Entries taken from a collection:
++++++++

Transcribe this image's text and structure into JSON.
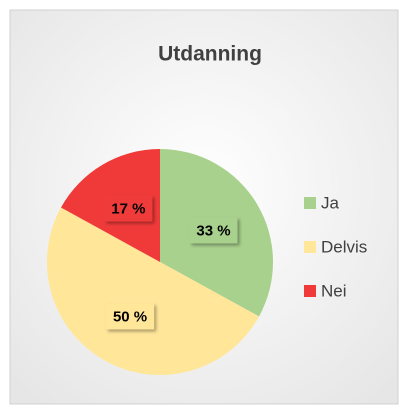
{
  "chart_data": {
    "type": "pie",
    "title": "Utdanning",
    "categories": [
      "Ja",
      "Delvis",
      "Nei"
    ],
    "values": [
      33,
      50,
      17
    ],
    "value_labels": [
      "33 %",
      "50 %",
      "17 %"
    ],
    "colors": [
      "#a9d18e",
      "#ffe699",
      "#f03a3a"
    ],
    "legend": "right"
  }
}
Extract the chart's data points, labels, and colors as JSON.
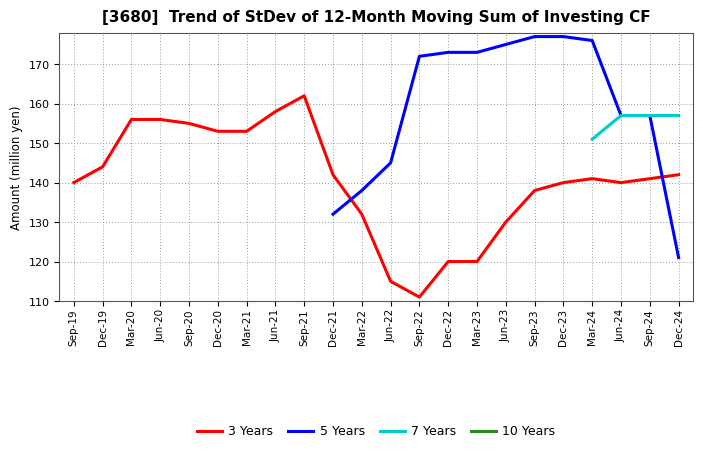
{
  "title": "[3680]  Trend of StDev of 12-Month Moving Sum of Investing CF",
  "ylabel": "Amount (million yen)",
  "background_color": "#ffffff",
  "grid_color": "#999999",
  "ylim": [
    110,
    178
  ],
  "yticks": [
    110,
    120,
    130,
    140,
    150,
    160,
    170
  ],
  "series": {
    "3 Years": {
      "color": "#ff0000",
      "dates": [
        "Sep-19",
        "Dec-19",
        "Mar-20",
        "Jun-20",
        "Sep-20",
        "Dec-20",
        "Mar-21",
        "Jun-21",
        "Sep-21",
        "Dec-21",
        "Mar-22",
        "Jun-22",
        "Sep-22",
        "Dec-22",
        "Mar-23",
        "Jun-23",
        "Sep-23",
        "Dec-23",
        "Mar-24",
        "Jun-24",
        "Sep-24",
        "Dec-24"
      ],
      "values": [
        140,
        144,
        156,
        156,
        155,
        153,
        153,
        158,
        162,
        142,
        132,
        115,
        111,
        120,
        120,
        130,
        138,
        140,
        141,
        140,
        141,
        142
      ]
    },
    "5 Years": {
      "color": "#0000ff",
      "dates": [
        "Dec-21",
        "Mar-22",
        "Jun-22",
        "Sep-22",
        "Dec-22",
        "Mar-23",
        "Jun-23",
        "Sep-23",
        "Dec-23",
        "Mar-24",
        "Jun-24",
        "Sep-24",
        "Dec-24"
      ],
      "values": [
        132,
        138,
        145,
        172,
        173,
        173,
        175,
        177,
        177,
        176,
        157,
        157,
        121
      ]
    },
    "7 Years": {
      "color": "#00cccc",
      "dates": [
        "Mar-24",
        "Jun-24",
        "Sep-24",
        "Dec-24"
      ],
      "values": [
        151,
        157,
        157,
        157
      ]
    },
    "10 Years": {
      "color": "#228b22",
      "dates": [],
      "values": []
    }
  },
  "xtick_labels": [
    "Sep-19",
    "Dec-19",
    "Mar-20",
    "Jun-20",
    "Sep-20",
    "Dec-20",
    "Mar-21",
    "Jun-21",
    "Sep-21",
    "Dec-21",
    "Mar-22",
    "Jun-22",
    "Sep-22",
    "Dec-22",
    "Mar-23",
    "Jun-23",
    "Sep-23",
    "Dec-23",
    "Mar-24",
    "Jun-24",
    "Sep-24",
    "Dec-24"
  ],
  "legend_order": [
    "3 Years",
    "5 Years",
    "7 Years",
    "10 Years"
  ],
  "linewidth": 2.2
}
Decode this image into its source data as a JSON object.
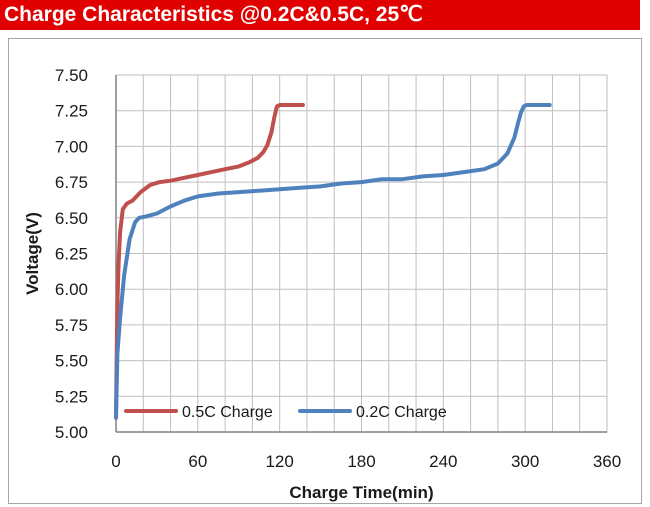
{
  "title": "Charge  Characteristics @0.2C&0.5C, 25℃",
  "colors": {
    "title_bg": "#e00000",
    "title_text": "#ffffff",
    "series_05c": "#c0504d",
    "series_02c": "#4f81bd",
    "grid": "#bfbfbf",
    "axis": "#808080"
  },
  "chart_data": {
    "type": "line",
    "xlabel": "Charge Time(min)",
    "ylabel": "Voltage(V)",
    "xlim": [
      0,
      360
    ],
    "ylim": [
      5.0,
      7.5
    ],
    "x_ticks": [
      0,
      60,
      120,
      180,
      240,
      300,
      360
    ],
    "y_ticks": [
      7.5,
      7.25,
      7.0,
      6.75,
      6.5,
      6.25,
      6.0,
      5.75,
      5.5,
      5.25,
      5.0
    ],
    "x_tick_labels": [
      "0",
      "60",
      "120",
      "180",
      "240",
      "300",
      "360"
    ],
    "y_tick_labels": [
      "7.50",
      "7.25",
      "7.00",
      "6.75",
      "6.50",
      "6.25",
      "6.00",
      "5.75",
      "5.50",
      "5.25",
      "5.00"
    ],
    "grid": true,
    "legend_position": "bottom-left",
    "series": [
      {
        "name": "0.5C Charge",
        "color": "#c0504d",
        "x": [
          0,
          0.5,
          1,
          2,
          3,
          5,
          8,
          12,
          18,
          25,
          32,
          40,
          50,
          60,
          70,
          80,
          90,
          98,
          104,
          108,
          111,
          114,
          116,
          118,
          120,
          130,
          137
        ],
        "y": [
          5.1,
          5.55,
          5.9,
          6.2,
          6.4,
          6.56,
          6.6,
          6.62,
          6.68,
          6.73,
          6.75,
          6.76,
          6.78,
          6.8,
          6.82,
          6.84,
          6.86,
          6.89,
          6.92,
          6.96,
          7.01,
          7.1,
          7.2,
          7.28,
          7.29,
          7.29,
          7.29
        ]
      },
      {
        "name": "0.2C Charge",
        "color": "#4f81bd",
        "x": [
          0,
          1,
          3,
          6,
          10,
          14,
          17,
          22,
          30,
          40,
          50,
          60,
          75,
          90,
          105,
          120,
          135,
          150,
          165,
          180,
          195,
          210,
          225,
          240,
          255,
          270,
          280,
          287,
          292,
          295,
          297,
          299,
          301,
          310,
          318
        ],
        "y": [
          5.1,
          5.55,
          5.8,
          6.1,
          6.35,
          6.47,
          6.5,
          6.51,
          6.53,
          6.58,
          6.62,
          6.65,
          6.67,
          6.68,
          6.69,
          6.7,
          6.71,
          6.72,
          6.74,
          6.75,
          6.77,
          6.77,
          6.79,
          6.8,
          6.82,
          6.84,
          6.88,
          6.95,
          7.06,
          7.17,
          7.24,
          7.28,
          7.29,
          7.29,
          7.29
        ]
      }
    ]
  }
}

++++++++

What to work on – Respond with the number of lines containing "Charge" and no additional words.

Complete response – 4